*Source data*:
**********

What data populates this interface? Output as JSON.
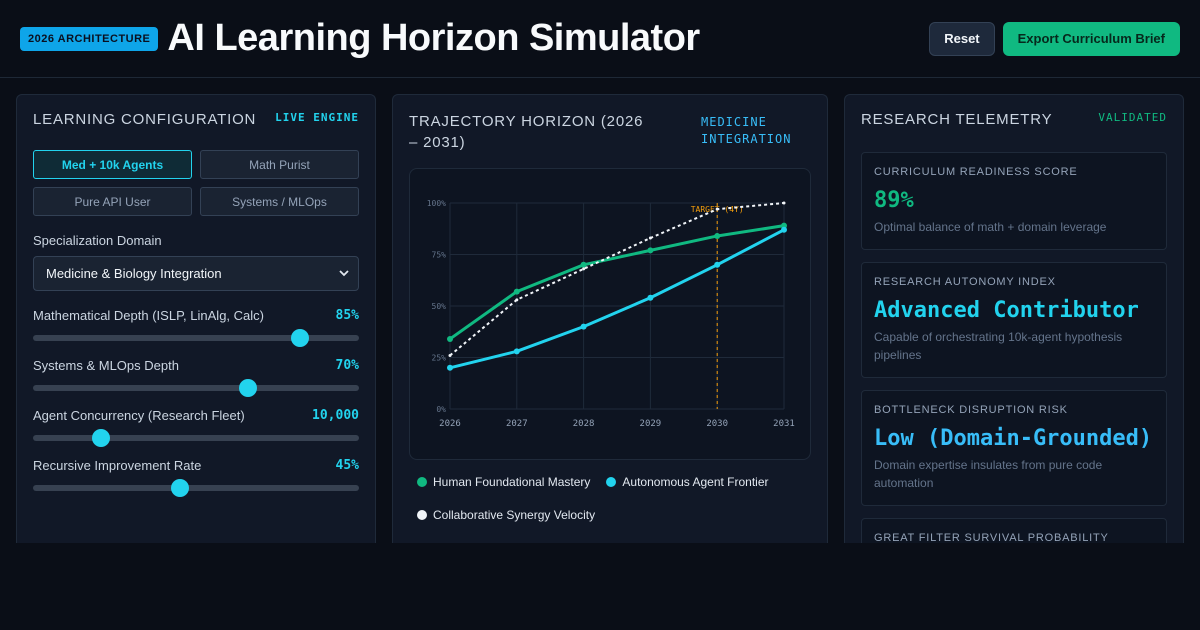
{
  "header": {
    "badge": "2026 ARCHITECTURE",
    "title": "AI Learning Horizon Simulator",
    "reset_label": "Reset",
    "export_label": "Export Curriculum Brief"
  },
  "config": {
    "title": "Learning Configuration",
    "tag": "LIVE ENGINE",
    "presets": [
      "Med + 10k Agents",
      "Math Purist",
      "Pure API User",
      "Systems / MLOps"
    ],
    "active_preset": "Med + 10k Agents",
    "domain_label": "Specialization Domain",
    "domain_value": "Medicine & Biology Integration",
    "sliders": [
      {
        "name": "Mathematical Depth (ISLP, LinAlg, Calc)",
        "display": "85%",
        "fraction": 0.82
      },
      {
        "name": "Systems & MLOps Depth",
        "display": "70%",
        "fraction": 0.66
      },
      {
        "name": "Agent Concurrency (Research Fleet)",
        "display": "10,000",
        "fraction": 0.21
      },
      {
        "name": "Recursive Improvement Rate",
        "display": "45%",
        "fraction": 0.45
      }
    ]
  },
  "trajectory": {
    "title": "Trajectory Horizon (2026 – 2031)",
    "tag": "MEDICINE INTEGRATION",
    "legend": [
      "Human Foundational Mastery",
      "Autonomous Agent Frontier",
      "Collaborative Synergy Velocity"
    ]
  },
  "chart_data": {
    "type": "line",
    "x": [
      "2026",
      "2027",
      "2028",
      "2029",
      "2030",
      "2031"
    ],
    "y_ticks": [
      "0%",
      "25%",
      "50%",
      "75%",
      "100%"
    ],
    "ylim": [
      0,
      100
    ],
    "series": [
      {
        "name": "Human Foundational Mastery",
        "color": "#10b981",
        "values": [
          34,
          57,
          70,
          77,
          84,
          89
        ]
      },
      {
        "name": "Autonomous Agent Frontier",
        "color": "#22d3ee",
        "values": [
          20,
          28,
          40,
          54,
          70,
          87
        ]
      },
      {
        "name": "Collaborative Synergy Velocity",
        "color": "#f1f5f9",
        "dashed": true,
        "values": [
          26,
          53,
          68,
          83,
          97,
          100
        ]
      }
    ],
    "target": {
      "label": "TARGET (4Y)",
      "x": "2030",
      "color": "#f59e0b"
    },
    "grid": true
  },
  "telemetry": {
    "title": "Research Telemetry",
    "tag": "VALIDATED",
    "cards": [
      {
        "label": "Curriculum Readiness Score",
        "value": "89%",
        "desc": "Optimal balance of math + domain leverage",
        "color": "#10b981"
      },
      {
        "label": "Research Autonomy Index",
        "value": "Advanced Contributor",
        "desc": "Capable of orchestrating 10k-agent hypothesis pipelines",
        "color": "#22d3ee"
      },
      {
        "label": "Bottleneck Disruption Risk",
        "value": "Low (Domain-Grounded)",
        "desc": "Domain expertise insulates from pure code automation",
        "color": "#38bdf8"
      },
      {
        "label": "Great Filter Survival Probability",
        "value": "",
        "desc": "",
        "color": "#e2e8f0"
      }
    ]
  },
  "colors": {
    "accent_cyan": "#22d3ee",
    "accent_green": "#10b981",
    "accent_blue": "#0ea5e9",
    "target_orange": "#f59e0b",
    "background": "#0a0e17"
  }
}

**********

Pull out every line of the records above that contains the word "Research".

*Worked solution*:
        "name": "Agent Concurrency (Research Fleet)",
    "title": "Research Telemetry",
        "label": "Research Autonomy Index",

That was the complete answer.